* **Exercise**
Copy every line of the data exactly, leaving nothing out.
•••
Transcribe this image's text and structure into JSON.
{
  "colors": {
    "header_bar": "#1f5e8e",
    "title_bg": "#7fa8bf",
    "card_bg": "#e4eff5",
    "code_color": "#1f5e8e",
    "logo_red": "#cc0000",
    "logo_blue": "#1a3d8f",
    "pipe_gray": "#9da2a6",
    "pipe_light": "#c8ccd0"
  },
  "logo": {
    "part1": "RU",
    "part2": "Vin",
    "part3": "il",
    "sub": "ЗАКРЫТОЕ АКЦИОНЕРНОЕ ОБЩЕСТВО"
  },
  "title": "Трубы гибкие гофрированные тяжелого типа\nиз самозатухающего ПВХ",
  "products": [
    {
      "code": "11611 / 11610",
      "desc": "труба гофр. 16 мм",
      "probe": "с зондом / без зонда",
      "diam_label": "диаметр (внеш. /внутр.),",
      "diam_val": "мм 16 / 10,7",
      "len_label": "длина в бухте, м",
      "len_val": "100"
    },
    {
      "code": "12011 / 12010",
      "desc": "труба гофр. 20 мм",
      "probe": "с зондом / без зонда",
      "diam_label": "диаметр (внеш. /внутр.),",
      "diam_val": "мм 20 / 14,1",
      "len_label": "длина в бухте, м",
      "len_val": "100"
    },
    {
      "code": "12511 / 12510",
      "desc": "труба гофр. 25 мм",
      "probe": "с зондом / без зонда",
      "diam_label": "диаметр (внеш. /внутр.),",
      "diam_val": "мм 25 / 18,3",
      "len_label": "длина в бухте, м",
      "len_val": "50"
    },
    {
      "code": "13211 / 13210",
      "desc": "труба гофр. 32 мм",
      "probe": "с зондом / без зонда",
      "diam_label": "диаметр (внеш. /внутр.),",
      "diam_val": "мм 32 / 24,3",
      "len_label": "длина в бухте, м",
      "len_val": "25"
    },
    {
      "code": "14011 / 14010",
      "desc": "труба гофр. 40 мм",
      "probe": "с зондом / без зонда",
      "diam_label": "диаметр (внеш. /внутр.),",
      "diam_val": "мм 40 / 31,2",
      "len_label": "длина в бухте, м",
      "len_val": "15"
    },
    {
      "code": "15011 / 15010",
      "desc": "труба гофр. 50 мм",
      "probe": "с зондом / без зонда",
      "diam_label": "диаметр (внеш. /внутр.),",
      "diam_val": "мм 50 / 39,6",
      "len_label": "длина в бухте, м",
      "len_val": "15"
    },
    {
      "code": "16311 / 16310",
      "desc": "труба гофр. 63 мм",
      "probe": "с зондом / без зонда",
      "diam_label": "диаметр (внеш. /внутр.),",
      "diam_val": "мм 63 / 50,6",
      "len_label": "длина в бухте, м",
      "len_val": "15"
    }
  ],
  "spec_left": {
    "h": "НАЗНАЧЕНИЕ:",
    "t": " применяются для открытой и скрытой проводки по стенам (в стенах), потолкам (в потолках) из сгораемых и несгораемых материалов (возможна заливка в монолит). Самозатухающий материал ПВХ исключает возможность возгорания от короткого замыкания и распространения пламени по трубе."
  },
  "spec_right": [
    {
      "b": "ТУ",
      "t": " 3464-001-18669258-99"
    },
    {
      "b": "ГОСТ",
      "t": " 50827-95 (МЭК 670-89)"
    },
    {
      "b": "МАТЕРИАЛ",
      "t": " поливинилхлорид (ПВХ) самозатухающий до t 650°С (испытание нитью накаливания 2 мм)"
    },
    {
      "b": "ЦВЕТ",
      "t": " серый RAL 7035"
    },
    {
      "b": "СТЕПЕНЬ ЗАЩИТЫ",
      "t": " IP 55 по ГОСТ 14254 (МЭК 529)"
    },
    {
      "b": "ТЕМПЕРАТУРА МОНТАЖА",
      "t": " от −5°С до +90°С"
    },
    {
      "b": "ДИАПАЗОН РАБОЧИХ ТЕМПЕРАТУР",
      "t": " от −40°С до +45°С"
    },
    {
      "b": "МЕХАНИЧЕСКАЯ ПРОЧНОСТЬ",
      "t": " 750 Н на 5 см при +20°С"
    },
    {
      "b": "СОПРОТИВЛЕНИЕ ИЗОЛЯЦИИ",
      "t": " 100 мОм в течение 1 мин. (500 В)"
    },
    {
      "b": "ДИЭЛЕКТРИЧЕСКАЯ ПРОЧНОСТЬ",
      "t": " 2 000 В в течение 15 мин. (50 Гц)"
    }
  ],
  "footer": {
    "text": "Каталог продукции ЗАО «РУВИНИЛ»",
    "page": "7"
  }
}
•••
* **Task response**
Transcribe this image's text and structure into JSON.
{
  "colors": {
    "header_bar": "#1f5e8e",
    "title_bg": "#7fa8bf",
    "card_bg": "#e4eff5",
    "code_color": "#1f5e8e",
    "logo_red": "#cc0000",
    "logo_blue": "#1a3d8f",
    "pipe_gray": "#9da2a6",
    "pipe_light": "#c8ccd0"
  },
  "logo": {
    "part1": "RU",
    "part2": "Vin",
    "part3": "il",
    "sub": "ЗАКРЫТОЕ АКЦИОНЕРНОЕ ОБЩЕСТВО"
  },
  "title": "Трубы гибкие гофрированные тяжелого типа\nиз самозатухающего ПВХ",
  "products": [
    {
      "code": "11611 / 11610",
      "desc": "труба гофр. 16 мм",
      "probe": "с зондом / без зонда",
      "diam_label": "диаметр (внеш. /внутр.),",
      "diam_val": "мм 16 / 10,7",
      "len_label": "длина в бухте, м",
      "len_val": "100"
    },
    {
      "code": "12011 / 12010",
      "desc": "труба гофр. 20 мм",
      "probe": "с зондом / без зонда",
      "diam_label": "диаметр (внеш. /внутр.),",
      "diam_val": "мм 20 / 14,1",
      "len_label": "длина в бухте, м",
      "len_val": "100"
    },
    {
      "code": "12511 / 12510",
      "desc": "труба гофр. 25 мм",
      "probe": "с зондом / без зонда",
      "diam_label": "диаметр (внеш. /внутр.),",
      "diam_val": "мм 25 / 18,3",
      "len_label": "длина в бухте, м",
      "len_val": "50"
    },
    {
      "code": "13211 / 13210",
      "desc": "труба гофр. 32 мм",
      "probe": "с зондом / без зонда",
      "diam_label": "диаметр (внеш. /внутр.),",
      "diam_val": "мм 32 / 24,3",
      "len_label": "длина в бухте, м",
      "len_val": "25"
    },
    {
      "code": "14011 / 14010",
      "desc": "труба гофр. 40 мм",
      "probe": "с зондом / без зонда",
      "diam_label": "диаметр (внеш. /внутр.),",
      "diam_val": "мм 40 / 31,2",
      "len_label": "длина в бухте, м",
      "len_val": "15"
    },
    {
      "code": "15011 / 15010",
      "desc": "труба гофр. 50 мм",
      "probe": "с зондом / без зонда",
      "diam_label": "диаметр (внеш. /внутр.),",
      "diam_val": "мм 50 / 39,6",
      "len_label": "длина в бухте, м",
      "len_val": "15"
    },
    {
      "code": "16311 / 16310",
      "desc": "труба гофр. 63 мм",
      "probe": "с зондом / без зонда",
      "diam_label": "диаметр (внеш. /внутр.),",
      "diam_val": "мм 63 / 50,6",
      "len_label": "длина в бухте, м",
      "len_val": "15"
    }
  ],
  "spec_left": {
    "h": "НАЗНАЧЕНИЕ:",
    "t": " применяются для открытой и скрытой проводки по стенам (в стенах), потолкам (в потолках) из сгораемых и несгораемых материалов (возможна заливка в монолит). Самозатухающий материал ПВХ исключает возможность возгорания от короткого замыкания и распространения пламени по трубе."
  },
  "spec_right": [
    {
      "b": "ТУ",
      "t": " 3464-001-18669258-99"
    },
    {
      "b": "ГОСТ",
      "t": " 50827-95 (МЭК 670-89)"
    },
    {
      "b": "МАТЕРИАЛ",
      "t": " поливинилхлорид (ПВХ) самозатухающий до t 650°С (испытание нитью накаливания 2 мм)"
    },
    {
      "b": "ЦВЕТ",
      "t": " серый RAL 7035"
    },
    {
      "b": "СТЕПЕНЬ ЗАЩИТЫ",
      "t": " IP 55 по ГОСТ 14254 (МЭК 529)"
    },
    {
      "b": "ТЕМПЕРАТУРА МОНТАЖА",
      "t": " от −5°С до +90°С"
    },
    {
      "b": "ДИАПАЗОН РАБОЧИХ ТЕМПЕРАТУР",
      "t": " от −40°С до +45°С"
    },
    {
      "b": "МЕХАНИЧЕСКАЯ ПРОЧНОСТЬ",
      "t": " 750 Н на 5 см при +20°С"
    },
    {
      "b": "СОПРОТИВЛЕНИЕ ИЗОЛЯЦИИ",
      "t": " 100 мОм в течение 1 мин. (500 В)"
    },
    {
      "b": "ДИЭЛЕКТРИЧЕСКАЯ ПРОЧНОСТЬ",
      "t": " 2 000 В в течение 15 мин. (50 Гц)"
    }
  ],
  "footer": {
    "text": "Каталог продукции ЗАО «РУВИНИЛ»",
    "page": "7"
  }
}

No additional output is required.